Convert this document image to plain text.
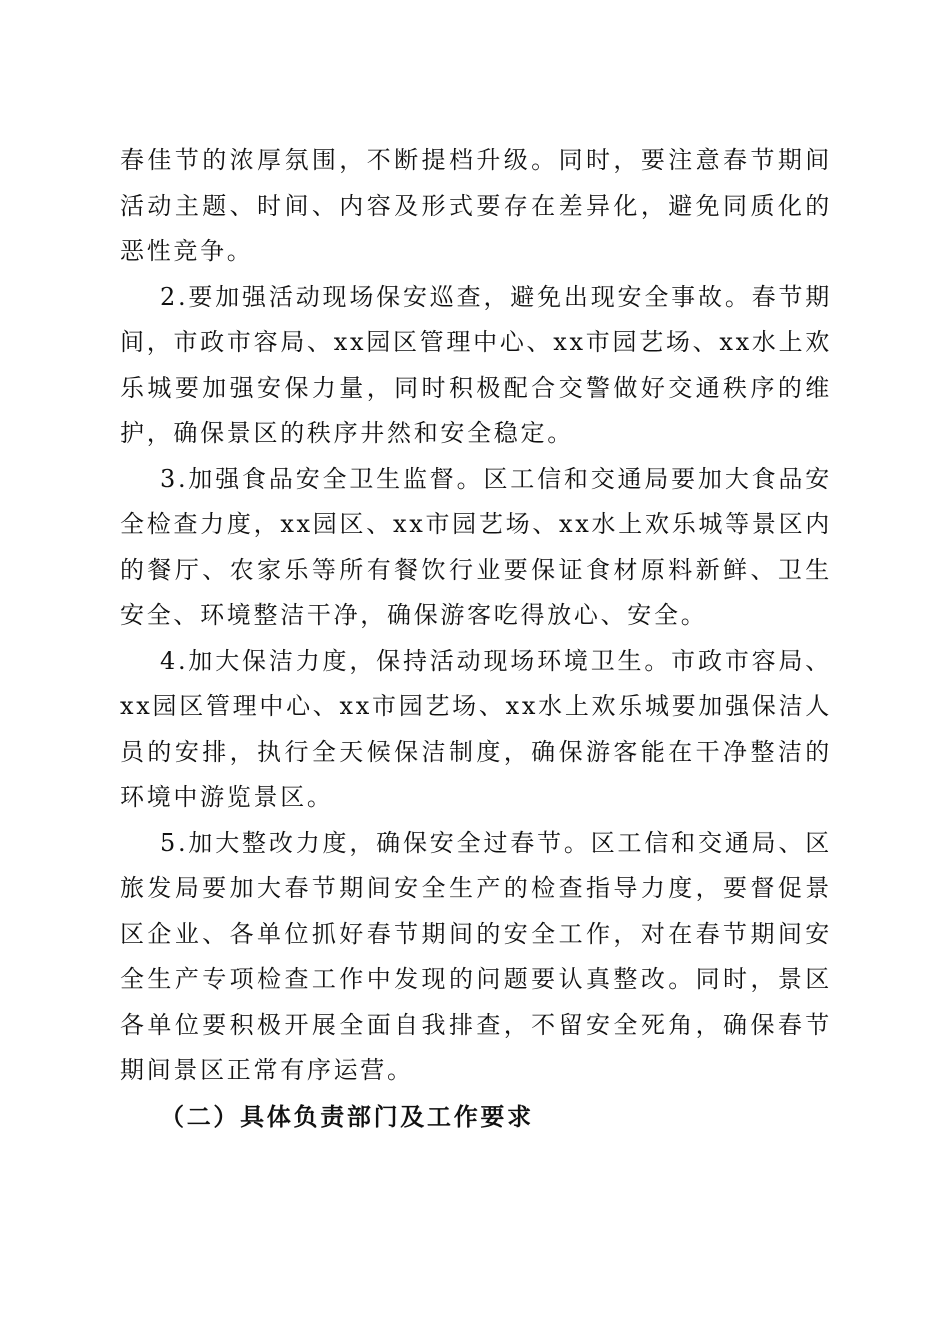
春佳节的浓厚氛围，不断提档升级。同时，要注意春节期间活动主题、时间、内容及形式要存在差异化，避免同质化的恶性竞争。

2.要加强活动现场保安巡查，避免出现安全事故。春节期间，市政市容局、xx园区管理中心、xx市园艺场、xx水上欢乐城要加强安保力量，同时积极配合交警做好交通秩序的维护，确保景区的秩序井然和安全稳定。

3.加强食品安全卫生监督。区工信和交通局要加大食品安全检查力度，xx园区、xx市园艺场、xx水上欢乐城等景区内的餐厅、农家乐等所有餐饮行业要保证食材原料新鲜、卫生安全、环境整洁干净，确保游客吃得放心、安全。

4.加大保洁力度，保持活动现场环境卫生。市政市容局、xx园区管理中心、xx市园艺场、xx水上欢乐城要加强保洁人员的安排，执行全天候保洁制度，确保游客能在干净整洁的环境中游览景区。

5.加大整改力度，确保安全过春节。区工信和交通局、区旅发局要加大春节期间安全生产的检查指导力度，要督促景区企业、各单位抓好春节期间的安全工作，对在春节期间安全生产专项检查工作中发现的问题要认真整改。同时，景区各单位要积极开展全面自我排查，不留安全死角，确保春节期间景区正常有序运营。

（二）具体负责部门及工作要求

Task description: Find all lines with "xx市园艺场" in them and copy each one.

Answer:
2.要加强活动现场保安巡查，避免出现安全事故。春节期间，市政市容局、xx园区管理中心、xx市园艺场、xx水上欢乐城要加强安保力量，同时积极配合交警做好交通秩序的维护，确保景区的秩序井然和安全稳定。
3.加强食品安全卫生监督。区工信和交通局要加大食品安全检查力度，xx园区、xx市园艺场、xx水上欢乐城等景区内的餐厅、农家乐等所有餐饮行业要保证食材原料新鲜、卫生安全、环境整洁干净，确保游客吃得放心、安全。
4.加大保洁力度，保持活动现场环境卫生。市政市容局、xx园区管理中心、xx市园艺场、xx水上欢乐城要加强保洁人员的安排，执行全天候保洁制度，确保游客能在干净整洁的环境中游览景区。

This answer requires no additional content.